WHAT YOU NEED TO DO>
Count how many lines have the word "作为一名赤脚医生" in them. Reply with that number by itself.

PROVIDED DATA>
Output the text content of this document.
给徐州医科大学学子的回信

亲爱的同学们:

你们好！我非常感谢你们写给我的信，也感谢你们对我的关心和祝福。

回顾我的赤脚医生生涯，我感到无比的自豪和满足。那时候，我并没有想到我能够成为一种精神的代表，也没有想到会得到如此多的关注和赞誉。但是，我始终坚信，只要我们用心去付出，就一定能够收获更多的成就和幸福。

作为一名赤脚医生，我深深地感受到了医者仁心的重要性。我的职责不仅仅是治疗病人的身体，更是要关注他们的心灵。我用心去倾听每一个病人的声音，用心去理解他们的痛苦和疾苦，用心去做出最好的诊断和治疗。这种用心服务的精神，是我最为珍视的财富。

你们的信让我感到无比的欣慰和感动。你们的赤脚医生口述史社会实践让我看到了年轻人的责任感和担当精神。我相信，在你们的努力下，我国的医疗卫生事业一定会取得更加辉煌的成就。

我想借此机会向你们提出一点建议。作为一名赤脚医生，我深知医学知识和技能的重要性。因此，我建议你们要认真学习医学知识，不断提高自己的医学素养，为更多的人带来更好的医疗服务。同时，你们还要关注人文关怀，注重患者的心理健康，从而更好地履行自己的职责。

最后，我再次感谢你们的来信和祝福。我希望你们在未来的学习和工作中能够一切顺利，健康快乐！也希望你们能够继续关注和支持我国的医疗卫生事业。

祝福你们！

THE OUTPUT>
2